= Goal =
List, from the lines below, each one with "References" in it.

= Input material =
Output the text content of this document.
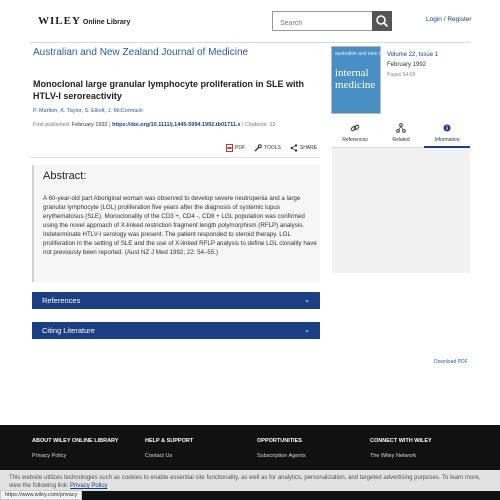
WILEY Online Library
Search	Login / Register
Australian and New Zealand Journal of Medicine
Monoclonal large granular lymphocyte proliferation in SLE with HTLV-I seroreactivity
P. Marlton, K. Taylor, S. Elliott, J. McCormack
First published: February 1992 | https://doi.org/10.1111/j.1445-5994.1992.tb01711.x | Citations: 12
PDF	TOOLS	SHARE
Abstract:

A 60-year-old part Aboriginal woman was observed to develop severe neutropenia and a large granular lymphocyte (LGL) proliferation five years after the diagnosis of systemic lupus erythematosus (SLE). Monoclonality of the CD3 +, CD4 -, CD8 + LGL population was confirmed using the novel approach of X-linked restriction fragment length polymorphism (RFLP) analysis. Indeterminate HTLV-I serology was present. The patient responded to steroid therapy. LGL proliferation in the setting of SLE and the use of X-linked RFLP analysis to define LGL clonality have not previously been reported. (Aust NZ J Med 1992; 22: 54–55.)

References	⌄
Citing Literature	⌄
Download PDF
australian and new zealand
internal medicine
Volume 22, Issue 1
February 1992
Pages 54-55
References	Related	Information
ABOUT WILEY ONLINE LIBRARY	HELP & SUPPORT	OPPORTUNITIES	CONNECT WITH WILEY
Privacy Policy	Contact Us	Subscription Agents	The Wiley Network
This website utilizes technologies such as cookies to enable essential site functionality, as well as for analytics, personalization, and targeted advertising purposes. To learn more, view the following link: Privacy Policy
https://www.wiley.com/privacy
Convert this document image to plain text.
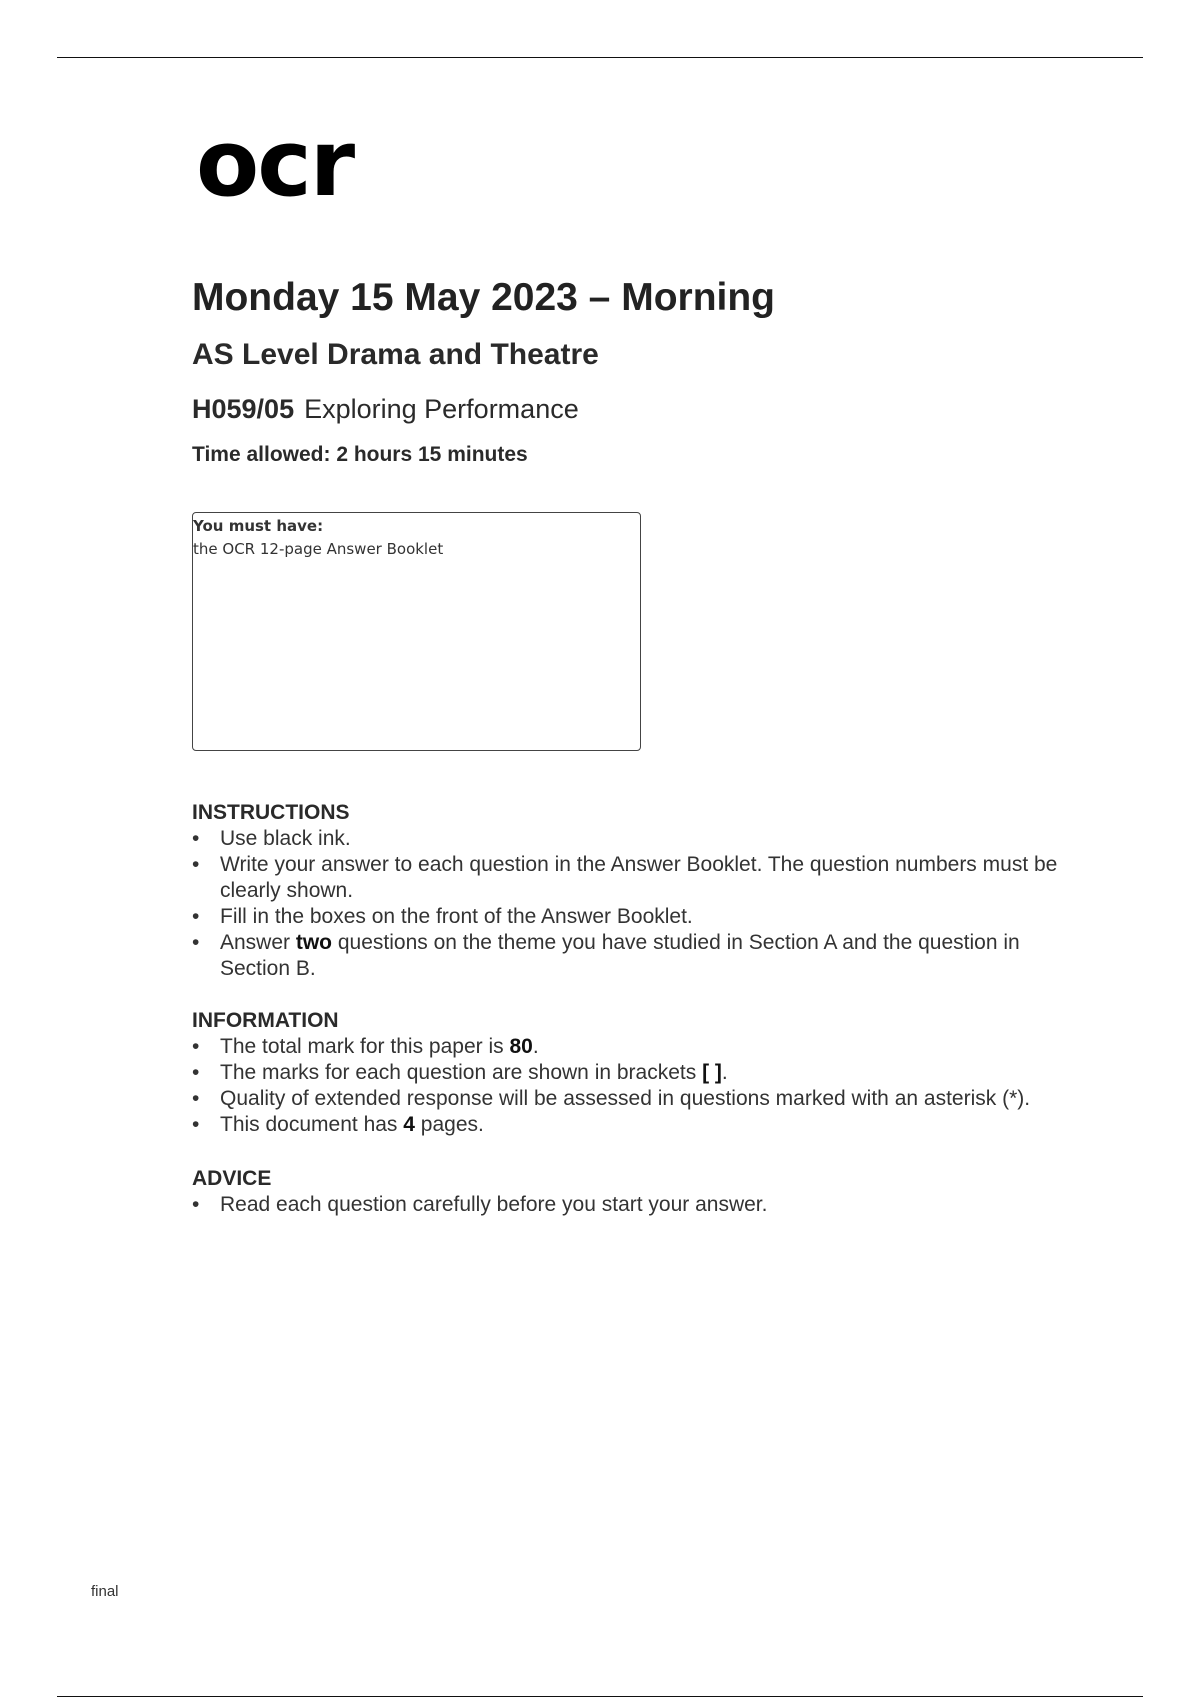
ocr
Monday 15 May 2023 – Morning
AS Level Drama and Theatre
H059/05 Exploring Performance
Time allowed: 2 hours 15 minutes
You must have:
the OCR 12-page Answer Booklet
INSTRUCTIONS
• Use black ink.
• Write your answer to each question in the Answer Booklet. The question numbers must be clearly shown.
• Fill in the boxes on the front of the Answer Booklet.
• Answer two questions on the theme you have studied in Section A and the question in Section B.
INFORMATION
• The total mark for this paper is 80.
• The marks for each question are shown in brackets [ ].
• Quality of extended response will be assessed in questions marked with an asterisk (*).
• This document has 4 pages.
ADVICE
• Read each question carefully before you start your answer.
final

= Full solution =
References	⌄
References	Related	Information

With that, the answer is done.